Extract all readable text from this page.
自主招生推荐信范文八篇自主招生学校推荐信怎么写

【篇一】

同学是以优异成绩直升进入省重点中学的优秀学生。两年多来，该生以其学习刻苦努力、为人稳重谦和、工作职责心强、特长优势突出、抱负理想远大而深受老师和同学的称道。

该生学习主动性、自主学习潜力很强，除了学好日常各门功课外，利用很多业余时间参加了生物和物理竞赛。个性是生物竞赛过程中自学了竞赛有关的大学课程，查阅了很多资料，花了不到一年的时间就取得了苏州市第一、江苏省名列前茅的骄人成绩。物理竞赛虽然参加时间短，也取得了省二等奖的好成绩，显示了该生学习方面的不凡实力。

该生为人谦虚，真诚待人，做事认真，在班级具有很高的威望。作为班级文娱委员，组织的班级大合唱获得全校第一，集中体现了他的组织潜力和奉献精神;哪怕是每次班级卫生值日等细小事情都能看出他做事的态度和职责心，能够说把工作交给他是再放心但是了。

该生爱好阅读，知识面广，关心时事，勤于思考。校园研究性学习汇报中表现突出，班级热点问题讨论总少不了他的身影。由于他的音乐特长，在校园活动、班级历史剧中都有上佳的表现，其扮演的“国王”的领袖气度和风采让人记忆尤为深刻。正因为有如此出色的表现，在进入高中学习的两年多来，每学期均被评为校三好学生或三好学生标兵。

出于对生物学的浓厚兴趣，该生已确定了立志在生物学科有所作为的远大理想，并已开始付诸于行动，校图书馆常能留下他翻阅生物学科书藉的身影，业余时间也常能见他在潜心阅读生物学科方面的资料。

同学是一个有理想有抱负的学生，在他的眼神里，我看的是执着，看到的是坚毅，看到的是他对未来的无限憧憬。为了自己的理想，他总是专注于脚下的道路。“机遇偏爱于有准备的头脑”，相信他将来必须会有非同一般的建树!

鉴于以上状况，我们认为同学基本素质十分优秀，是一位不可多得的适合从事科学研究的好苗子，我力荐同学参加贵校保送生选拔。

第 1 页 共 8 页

## The task
Reproduce the listing in full. Keep it exactly as written.

## Written solution
Extract all readable text from this page.
自主招生推荐信范文八篇自主招生学校推荐信怎么写

【篇一】

同学是以优异成绩直升进入省重点中学的优秀学生。两年多来，该生以其学习刻苦努力、为人稳重谦和、工作职责心强、特长优势突出、抱负理想远大而深受老师和同学的称道。

该生学习主动性、自主学习潜力很强，除了学好日常各门功课外，利用很多业余时间参加了生物和物理竞赛。个性是生物竞赛过程中自学了竞赛有关的大学课程，查阅了很多资料，花了不到一年的时间就取得了苏州市第一、江苏省名列前茅的骄人成绩。物理竞赛虽然参加时间短，也取得了省二等奖的好成绩，显示了该生学习方面的不凡实力。

该生为人谦虚，真诚待人，做事认真，在班级具有很高的威望。作为班级文娱委员，组织的班级大合唱获得全校第一，集中体现了他的组织潜力和奉献精神;哪怕是每次班级卫生值日等细小事情都能看出他做事的态度和职责心，能够说把工作交给他是再放心但是了。

该生爱好阅读，知识面广，关心时事，勤于思考。校园研究性学习汇报中表现突出，班级热点问题讨论总少不了他的身影。由于他的音乐特长，在校园活动、班级历史剧中都有上佳的表现，其扮演的“国王”的领袖气度和风采让人记忆尤为深刻。正因为有如此出色的表现，在进入高中学习的两年多来，每学期均被评为校三好学生或三好学生标兵。

出于对生物学的浓厚兴趣，该生已确定了立志在生物学科有所作为的远大理想，并已开始付诸于行动，校图书馆常能留下他翻阅生物学科书藉的身影，业余时间也常能见他在潜心阅读生物学科方面的资料。

同学是一个有理想有抱负的学生，在他的眼神里，我看的是执着，看到的是坚毅，看到的是他对未来的无限憧憬。为了自己的理想，他总是专注于脚下的道路。“机遇偏爱于有准备的头脑”，相信他将来必须会有非同一般的建树!

鉴于以上状况，我们认为同学基本素质十分优秀，是一位不可多得的适合从事科学研究的好苗子，我力荐同学参加贵校保送生选拔。

第 1 页 共 8 页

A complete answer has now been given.